Anti-human immunodeficiency virus type 1 agent alpha-hydroxy glycineamide enters the target cells via a mechanism of passive diffusion

Abstract

Abstract Objectives Alpha-hydroxy glycineamide (αHGA) is the active antiviral metabolite of tri-peptide glycyl-prolyl-glycine-amide (GPG-NH2). αHGA inhibits the replication of HIV-1 in vitro by interfering with the capsid formation. It has also an effect on viral gp160 envelope protein. Since drug transport is an important aspect of drug function, we investigated the mechanism of [14C] αHGA uptake by a human T cell line. Methods H9 cells were incubated with defined amounts of radiolabelled αHGA for definite time durations. After harvesting the cells and removal of radiolabelled material, the radioactivity associated with the cells was assayed. Experiments were also designed to address the effect of metabolic inhibitors, temperature and extra unlabelled compound as potential competitor on the cellular uptake of αHGA. Key findings Uptake of αHGA into H9 cells was time- and dose-dependent. The uptake properties showed a low temperature dependency (Q10 < 2). Moreover the uptake was not inhibited by increasing concentrations of cold competitors. There was no effect on cellular uptake of αHGA by known metabolic inhibitors, NaN3 and NaF. Conclusions Kinetic analysis of compound uptake, metabolic inhibition studies, saturation studies and the Q10 value of αHGA uptake indicate that the compound enters H9 cells by a mechanism of passive diffusion.

────────────────────────────────────────

- _Problem to solve_: According to the abstract, which two metabolic inhibitors had no effect on how much αHGA the cells took up? Rely only on the abstract above.

────────────────────────────────────────

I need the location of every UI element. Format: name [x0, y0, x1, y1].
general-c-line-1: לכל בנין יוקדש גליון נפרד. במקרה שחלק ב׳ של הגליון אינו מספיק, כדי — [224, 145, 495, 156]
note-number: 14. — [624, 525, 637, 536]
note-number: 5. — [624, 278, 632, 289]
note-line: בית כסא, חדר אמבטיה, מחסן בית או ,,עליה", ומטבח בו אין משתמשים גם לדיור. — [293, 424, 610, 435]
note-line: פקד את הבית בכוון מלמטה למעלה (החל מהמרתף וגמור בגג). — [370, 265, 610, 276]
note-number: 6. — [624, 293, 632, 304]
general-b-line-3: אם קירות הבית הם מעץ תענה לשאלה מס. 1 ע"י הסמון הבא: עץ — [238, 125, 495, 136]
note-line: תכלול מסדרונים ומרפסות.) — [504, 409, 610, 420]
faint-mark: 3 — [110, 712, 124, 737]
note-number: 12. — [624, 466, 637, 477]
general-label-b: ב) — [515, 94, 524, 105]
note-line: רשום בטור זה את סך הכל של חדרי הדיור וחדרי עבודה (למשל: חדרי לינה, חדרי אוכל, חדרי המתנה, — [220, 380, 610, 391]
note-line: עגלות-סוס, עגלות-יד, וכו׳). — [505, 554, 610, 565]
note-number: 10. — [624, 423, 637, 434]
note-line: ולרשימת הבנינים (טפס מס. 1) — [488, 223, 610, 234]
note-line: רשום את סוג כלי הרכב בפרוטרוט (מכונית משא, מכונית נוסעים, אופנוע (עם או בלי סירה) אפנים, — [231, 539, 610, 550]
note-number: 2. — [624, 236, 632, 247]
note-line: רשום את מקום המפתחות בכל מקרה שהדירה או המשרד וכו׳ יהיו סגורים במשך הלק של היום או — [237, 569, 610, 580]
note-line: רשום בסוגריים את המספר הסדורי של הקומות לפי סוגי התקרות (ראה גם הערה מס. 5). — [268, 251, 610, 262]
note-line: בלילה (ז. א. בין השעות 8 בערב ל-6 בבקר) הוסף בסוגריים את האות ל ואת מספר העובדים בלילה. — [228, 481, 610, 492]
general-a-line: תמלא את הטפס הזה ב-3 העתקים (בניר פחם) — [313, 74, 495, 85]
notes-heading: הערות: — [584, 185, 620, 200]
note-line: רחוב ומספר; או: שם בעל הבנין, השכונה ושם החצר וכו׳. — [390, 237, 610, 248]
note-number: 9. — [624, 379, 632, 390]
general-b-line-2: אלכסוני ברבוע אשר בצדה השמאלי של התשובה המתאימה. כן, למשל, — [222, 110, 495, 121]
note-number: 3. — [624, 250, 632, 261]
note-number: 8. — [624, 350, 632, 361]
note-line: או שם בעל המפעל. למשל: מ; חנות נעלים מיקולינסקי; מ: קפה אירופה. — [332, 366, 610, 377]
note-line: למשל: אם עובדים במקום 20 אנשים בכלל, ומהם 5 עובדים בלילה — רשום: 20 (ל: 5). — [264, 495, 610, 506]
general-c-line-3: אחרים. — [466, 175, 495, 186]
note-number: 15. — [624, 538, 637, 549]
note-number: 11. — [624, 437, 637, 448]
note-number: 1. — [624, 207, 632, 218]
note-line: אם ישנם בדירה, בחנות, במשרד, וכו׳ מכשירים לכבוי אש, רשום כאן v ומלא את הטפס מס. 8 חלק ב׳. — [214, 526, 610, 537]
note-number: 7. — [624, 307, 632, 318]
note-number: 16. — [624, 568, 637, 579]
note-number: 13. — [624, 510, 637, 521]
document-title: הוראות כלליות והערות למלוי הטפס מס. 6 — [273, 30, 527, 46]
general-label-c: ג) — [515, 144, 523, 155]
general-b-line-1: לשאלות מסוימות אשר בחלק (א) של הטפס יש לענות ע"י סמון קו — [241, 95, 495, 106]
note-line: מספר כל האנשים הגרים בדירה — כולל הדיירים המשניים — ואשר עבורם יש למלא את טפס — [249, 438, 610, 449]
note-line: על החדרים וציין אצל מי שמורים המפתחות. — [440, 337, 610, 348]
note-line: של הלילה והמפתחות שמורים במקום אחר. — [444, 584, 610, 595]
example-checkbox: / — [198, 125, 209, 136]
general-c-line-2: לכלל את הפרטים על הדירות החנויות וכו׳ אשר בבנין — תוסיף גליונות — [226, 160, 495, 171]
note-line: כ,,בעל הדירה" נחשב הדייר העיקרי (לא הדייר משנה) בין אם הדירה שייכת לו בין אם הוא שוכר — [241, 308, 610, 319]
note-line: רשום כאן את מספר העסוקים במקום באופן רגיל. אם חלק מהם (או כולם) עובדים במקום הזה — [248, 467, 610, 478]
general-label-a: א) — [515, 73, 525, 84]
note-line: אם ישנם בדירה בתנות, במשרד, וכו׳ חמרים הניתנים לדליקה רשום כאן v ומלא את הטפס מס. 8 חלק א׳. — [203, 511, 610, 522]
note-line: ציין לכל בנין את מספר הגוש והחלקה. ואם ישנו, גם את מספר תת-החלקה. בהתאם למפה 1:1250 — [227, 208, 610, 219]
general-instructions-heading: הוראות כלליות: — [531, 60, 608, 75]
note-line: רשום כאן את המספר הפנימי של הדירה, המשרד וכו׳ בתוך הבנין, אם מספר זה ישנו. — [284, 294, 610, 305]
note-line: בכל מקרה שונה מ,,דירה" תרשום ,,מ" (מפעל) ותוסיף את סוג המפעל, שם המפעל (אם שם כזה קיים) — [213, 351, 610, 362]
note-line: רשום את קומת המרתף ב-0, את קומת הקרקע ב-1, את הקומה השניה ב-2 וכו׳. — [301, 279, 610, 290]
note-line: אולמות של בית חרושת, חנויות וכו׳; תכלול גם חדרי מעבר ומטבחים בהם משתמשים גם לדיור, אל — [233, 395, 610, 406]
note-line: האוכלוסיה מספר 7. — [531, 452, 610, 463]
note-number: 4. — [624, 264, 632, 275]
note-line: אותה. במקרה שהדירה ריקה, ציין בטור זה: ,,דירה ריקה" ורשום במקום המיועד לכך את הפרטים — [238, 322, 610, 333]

────────────────────────────────────────

- _Completed task_: NaN3 and NaF.